- [Goal] Copy out every line that contains the word "dans".

- [Given information]
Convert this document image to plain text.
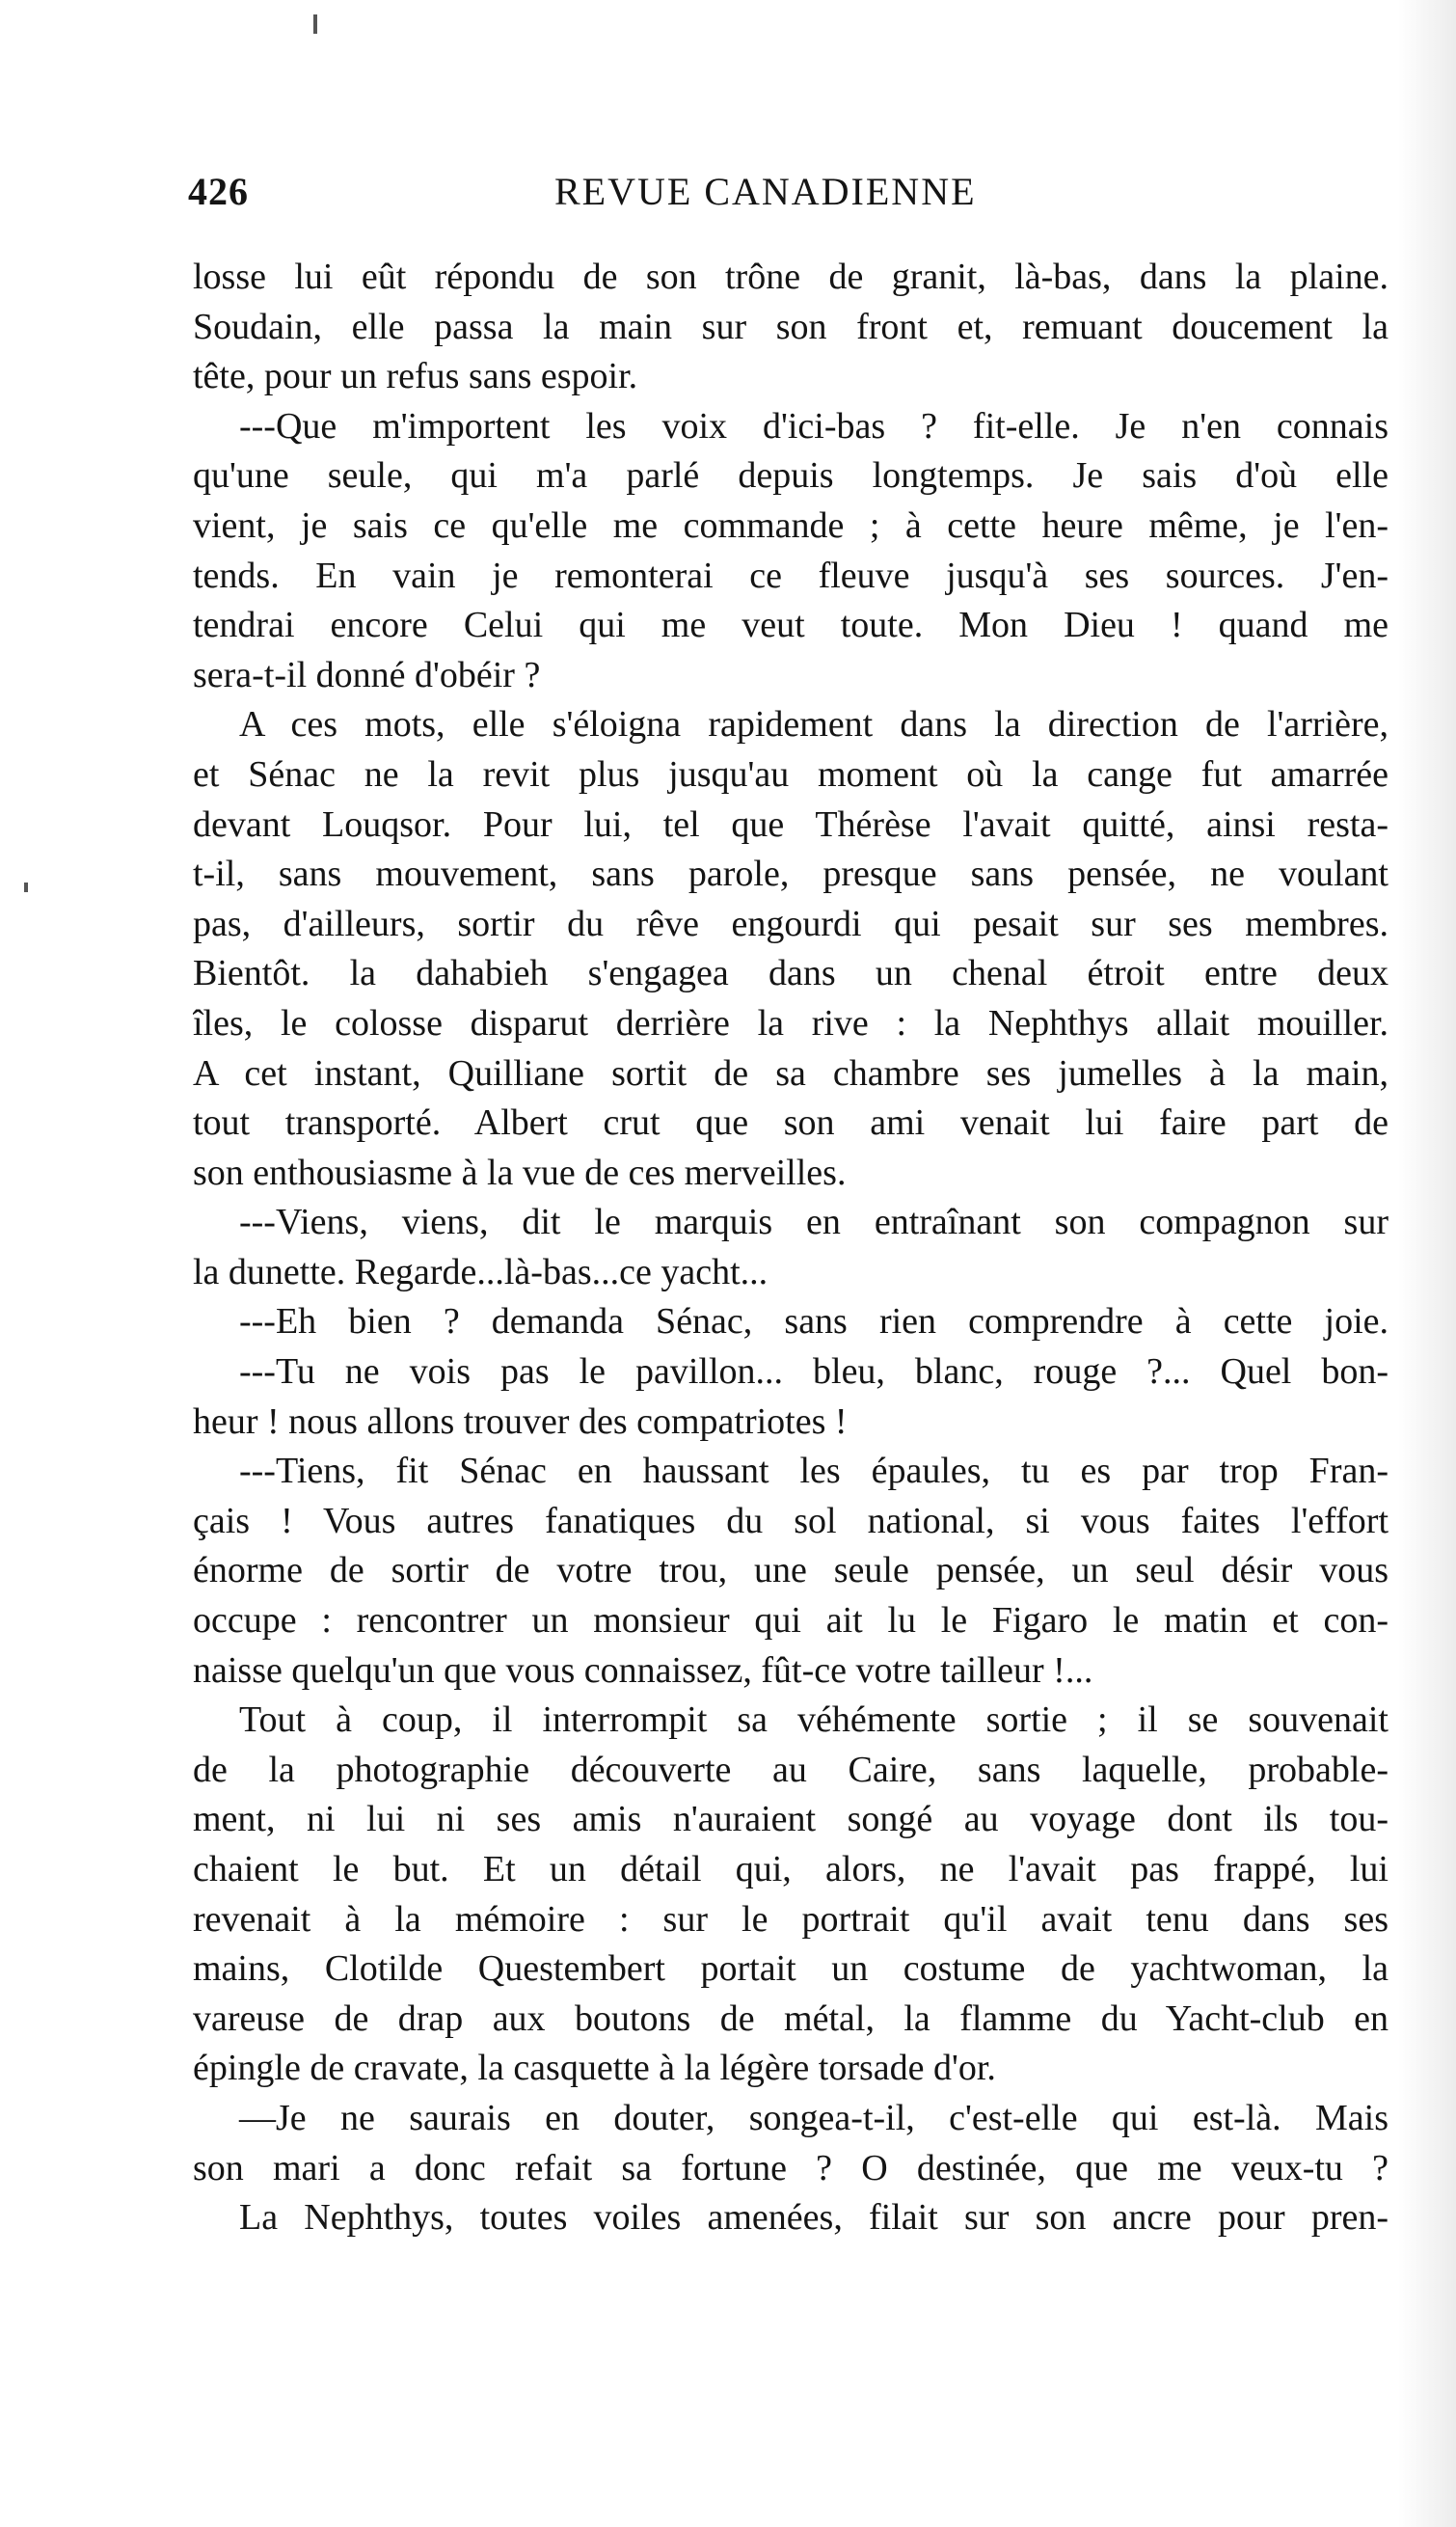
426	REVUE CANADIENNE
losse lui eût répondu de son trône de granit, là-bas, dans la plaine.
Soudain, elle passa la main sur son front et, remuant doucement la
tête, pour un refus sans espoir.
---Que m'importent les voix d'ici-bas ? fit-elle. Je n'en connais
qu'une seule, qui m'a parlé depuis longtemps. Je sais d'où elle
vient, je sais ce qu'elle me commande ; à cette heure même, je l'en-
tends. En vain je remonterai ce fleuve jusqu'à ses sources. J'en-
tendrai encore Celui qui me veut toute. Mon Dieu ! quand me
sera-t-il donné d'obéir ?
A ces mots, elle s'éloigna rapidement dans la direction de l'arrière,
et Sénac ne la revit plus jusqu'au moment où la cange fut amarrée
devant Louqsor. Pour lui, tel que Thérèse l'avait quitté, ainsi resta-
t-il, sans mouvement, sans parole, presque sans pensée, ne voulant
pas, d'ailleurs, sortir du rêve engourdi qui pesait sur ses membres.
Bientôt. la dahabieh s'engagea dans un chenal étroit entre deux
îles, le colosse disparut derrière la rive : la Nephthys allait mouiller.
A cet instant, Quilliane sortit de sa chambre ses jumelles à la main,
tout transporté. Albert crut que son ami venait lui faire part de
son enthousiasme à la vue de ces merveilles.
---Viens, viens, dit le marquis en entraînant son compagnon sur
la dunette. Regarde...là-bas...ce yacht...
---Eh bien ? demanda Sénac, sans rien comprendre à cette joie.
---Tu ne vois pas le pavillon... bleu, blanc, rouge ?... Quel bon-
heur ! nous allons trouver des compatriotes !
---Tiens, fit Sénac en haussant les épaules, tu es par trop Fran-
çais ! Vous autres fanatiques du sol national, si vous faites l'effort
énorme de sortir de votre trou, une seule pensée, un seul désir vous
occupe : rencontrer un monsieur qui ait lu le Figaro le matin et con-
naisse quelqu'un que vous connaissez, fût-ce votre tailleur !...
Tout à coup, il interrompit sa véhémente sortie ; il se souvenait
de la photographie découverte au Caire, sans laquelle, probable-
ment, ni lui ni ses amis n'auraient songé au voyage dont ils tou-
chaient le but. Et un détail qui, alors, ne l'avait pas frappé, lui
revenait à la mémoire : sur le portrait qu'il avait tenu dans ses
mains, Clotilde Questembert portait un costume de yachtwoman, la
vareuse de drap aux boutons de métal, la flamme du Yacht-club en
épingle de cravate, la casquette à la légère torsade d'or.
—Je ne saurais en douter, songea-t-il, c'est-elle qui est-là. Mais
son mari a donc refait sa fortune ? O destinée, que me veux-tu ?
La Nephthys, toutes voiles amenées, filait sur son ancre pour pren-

- [Exercise result]
losse lui eût répondu de son trône de granit, là-bas, dans la plaine.
A ces mots, elle s'éloigna rapidement dans la direction de l'arrière,
Bientôt. la dahabieh s'engagea dans un chenal étroit entre deux
revenait à la mémoire : sur le portrait qu'il avait tenu dans ses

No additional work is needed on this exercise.